## begin Data in this exercise

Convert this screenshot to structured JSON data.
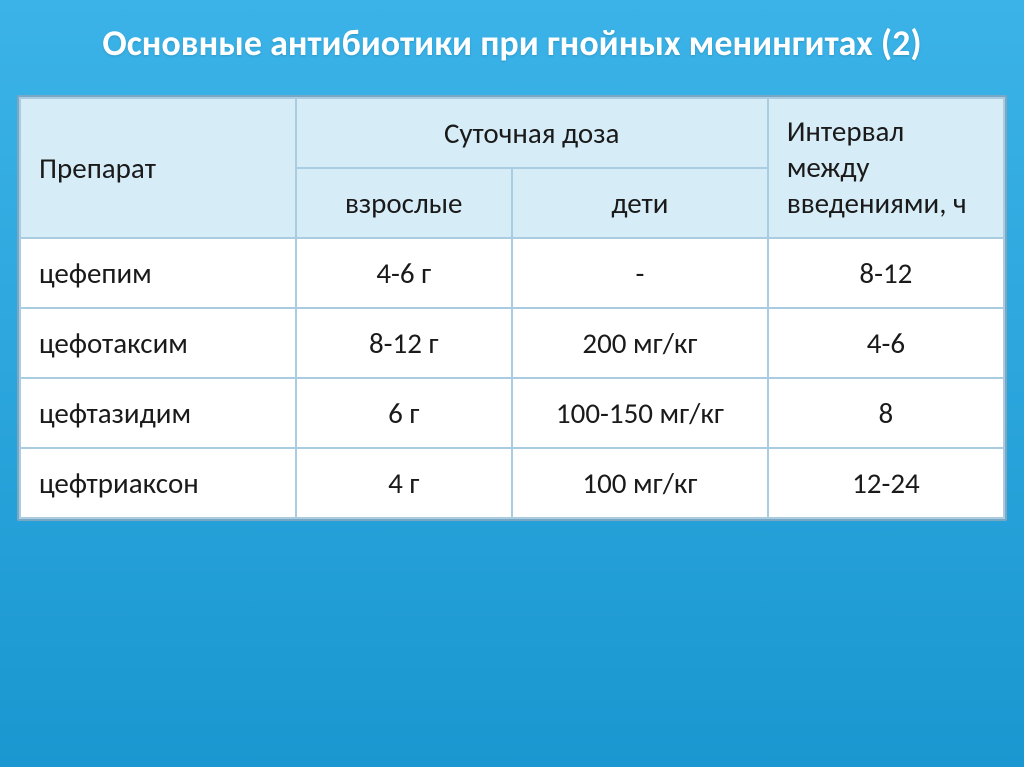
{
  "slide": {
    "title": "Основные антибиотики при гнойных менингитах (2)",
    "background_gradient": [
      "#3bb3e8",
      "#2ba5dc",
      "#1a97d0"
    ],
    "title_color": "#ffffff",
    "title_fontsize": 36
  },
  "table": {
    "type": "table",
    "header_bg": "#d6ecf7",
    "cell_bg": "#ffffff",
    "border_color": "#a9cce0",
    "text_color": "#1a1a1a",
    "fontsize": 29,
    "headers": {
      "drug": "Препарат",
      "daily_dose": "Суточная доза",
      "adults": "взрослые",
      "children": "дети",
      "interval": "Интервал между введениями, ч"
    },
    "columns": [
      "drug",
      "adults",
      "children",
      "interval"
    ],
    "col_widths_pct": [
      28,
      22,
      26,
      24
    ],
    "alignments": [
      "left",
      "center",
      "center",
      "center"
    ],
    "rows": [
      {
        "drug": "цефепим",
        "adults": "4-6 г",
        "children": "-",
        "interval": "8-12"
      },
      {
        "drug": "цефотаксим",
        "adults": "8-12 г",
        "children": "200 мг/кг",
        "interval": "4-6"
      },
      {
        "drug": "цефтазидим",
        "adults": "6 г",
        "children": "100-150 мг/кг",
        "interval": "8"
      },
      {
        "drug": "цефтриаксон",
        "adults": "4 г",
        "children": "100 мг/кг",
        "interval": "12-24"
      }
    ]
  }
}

## end Data in this exercise

> _The problem_:
Quote the full listing above word for word; exclude every picture from the copy.

> _Answer to the problem_:
Convert this screenshot to structured JSON data.
{
  "slide": {
    "title": "Основные антибиотики при гнойных менингитах (2)",
    "background_gradient": [
      "#3bb3e8",
      "#2ba5dc",
      "#1a97d0"
    ],
    "title_color": "#ffffff",
    "title_fontsize": 36
  },
  "table": {
    "type": "table",
    "header_bg": "#d6ecf7",
    "cell_bg": "#ffffff",
    "border_color": "#a9cce0",
    "text_color": "#1a1a1a",
    "fontsize": 29,
    "headers": {
      "drug": "Препарат",
      "daily_dose": "Суточная доза",
      "adults": "взрослые",
      "children": "дети",
      "interval": "Интервал между введениями, ч"
    },
    "columns": [
      "drug",
      "adults",
      "children",
      "interval"
    ],
    "col_widths_pct": [
      28,
      22,
      26,
      24
    ],
    "alignments": [
      "left",
      "center",
      "center",
      "center"
    ],
    "rows": [
      {
        "drug": "цефепим",
        "adults": "4-6 г",
        "children": "-",
        "interval": "8-12"
      },
      {
        "drug": "цефотаксим",
        "adults": "8-12 г",
        "children": "200 мг/кг",
        "interval": "4-6"
      },
      {
        "drug": "цефтазидим",
        "adults": "6 г",
        "children": "100-150 мг/кг",
        "interval": "8"
      },
      {
        "drug": "цефтриаксон",
        "adults": "4 г",
        "children": "100 мг/кг",
        "interval": "12-24"
      }
    ]
  }
}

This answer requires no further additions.